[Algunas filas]

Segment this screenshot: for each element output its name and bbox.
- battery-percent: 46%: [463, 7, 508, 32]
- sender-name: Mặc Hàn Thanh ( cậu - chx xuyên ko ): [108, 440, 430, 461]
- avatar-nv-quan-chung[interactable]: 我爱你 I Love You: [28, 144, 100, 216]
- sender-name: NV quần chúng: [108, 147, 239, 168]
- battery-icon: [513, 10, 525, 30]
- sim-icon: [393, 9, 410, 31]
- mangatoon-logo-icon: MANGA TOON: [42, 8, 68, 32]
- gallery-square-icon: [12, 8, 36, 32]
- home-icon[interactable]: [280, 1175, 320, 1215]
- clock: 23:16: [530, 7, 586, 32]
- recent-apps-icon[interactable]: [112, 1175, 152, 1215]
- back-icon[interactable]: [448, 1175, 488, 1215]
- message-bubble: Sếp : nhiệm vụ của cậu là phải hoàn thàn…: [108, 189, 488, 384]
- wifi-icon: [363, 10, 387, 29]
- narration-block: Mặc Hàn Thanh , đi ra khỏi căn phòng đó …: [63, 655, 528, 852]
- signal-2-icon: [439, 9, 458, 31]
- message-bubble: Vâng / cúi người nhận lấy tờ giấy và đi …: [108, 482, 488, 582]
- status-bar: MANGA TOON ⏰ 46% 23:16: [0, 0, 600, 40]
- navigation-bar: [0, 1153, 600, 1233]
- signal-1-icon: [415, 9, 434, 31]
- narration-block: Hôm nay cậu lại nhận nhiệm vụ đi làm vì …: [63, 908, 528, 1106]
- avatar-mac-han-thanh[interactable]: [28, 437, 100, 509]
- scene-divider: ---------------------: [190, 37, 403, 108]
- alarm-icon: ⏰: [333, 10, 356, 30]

**Problema a resolver:**
¿Puedes reescribir todas las filas cambiando "narration-block" por "text-block" y dejando lo demás intacto?

**Ejercicio resuelto:**
Segment this screenshot: for each element output its name and bbox.
- battery-percent: 46%: [463, 7, 508, 32]
- sender-name: Mặc Hàn Thanh ( cậu - chx xuyên ko ): [108, 440, 430, 461]
- avatar-nv-quan-chung[interactable]: 我爱你 I Love You: [28, 144, 100, 216]
- sender-name: NV quần chúng: [108, 147, 239, 168]
- battery-icon: [513, 10, 525, 30]
- sim-icon: [393, 9, 410, 31]
- mangatoon-logo-icon: MANGA TOON: [42, 8, 68, 32]
- gallery-square-icon: [12, 8, 36, 32]
- home-icon[interactable]: [280, 1175, 320, 1215]
- clock: 23:16: [530, 7, 586, 32]
- recent-apps-icon[interactable]: [112, 1175, 152, 1215]
- back-icon[interactable]: [448, 1175, 488, 1215]
- message-bubble: Sếp : nhiệm vụ của cậu là phải hoàn thàn…: [108, 189, 488, 384]
- wifi-icon: [363, 10, 387, 29]
- text-block: Mặc Hàn Thanh , đi ra khỏi căn phòng đó …: [63, 655, 528, 852]
- signal-2-icon: [439, 9, 458, 31]
- message-bubble: Vâng / cúi người nhận lấy tờ giấy và đi …: [108, 482, 488, 582]
- status-bar: MANGA TOON ⏰ 46% 23:16: [0, 0, 600, 40]
- navigation-bar: [0, 1153, 600, 1233]
- signal-1-icon: [415, 9, 434, 31]
- text-block: Hôm nay cậu lại nhận nhiệm vụ đi làm vì …: [63, 908, 528, 1106]
- avatar-mac-han-thanh[interactable]: [28, 437, 100, 509]
- scene-divider: ---------------------: [190, 37, 403, 108]
- alarm-icon: ⏰: [333, 10, 356, 30]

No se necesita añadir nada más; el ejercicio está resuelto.